"""

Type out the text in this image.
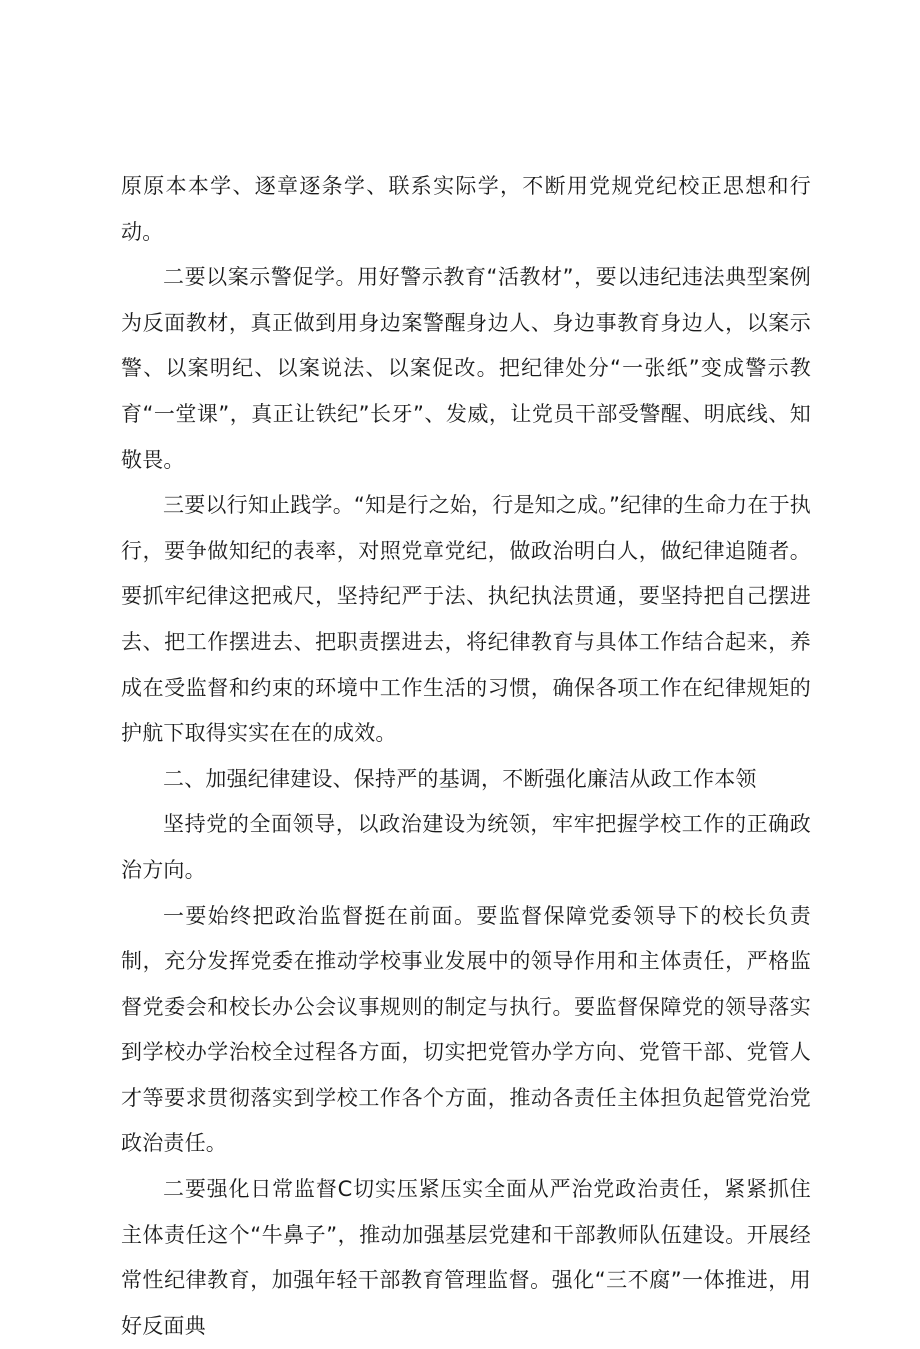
原原本本学、逐章逐条学、联系实际学，不断用党规党纪校正思想和行动。

二要以案示警促学。用好警示教育“活教材”，要以违纪违法典型案例为反面教材，真正做到用身边案警醒身边人、身边事教育身边人，以案示警、以案明纪、以案说法、以案促改。把纪律处分“一张纸”变成警示教育“一堂课”，真正让铁纪”长牙”、发威，让党员干部受警醒、明底线、知敬畏。

三要以行知止践学。“知是行之始，行是知之成。”纪律的生命力在于执行，要争做知纪的表率，对照党章党纪，做政治明白人，做纪律追随者。要抓牢纪律这把戒尺，坚持纪严于法、执纪执法贯通，要坚持把自己摆进去、把工作摆进去、把职责摆进去，将纪律教育与具体工作结合起来，养成在受监督和约束的环境中工作生活的习惯，确保各项工作在纪律规矩的护航下取得实实在在的成效。

二、加强纪律建设、保持严的基调，不断强化廉洁从政工作本领

坚持党的全面领导，以政治建设为统领，牢牢把握学校工作的正确政治方向。

一要始终把政治监督挺在前面。要监督保障党委领导下的校长负责制，充分发挥党委在推动学校事业发展中的领导作用和主体责任，严格监督党委会和校长办公会议事规则的制定与执行。要监督保障党的领导落实到学校办学治校全过程各方面，切实把党管办学方向、党管干部、党管人才等要求贯彻落实到学校工作各个方面，推动各责任主体担负起管党治党政治责任。

二要强化日常监督C切实压紧压实全面从严治党政治责任，紧紧抓住主体责任这个“牛鼻子”，推动加强基层党建和干部教师队伍建设。开展经常性纪律教育，加强年轻干部教育管理监督。强化“三不腐”一体推进，用好反面典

"""

▶ Set exercise
Leave the pictures out and reproduce all of the records exactly.

▶ Exercise response
Type out the text in this image.
原原本本学、逐章逐条学、联系实际学，不断用党规党纪校正思想和行动。

二要以案示警促学。用好警示教育“活教材”，要以违纪违法典型案例为反面教材，真正做到用身边案警醒身边人、身边事教育身边人，以案示警、以案明纪、以案说法、以案促改。把纪律处分“一张纸”变成警示教育“一堂课”，真正让铁纪”长牙”、发威，让党员干部受警醒、明底线、知敬畏。

三要以行知止践学。“知是行之始，行是知之成。”纪律的生命力在于执行，要争做知纪的表率，对照党章党纪，做政治明白人，做纪律追随者。要抓牢纪律这把戒尺，坚持纪严于法、执纪执法贯通，要坚持把自己摆进去、把工作摆进去、把职责摆进去，将纪律教育与具体工作结合起来，养成在受监督和约束的环境中工作生活的习惯，确保各项工作在纪律规矩的护航下取得实实在在的成效。

二、加强纪律建设、保持严的基调，不断强化廉洁从政工作本领

坚持党的全面领导，以政治建设为统领，牢牢把握学校工作的正确政治方向。

一要始终把政治监督挺在前面。要监督保障党委领导下的校长负责制，充分发挥党委在推动学校事业发展中的领导作用和主体责任，严格监督党委会和校长办公会议事规则的制定与执行。要监督保障党的领导落实到学校办学治校全过程各方面，切实把党管办学方向、党管干部、党管人才等要求贯彻落实到学校工作各个方面，推动各责任主体担负起管党治党政治责任。

二要强化日常监督C切实压紧压实全面从严治党政治责任，紧紧抓住主体责任这个“牛鼻子”，推动加强基层党建和干部教师队伍建设。开展经常性纪律教育，加强年轻干部教育管理监督。强化“三不腐”一体推进，用好反面典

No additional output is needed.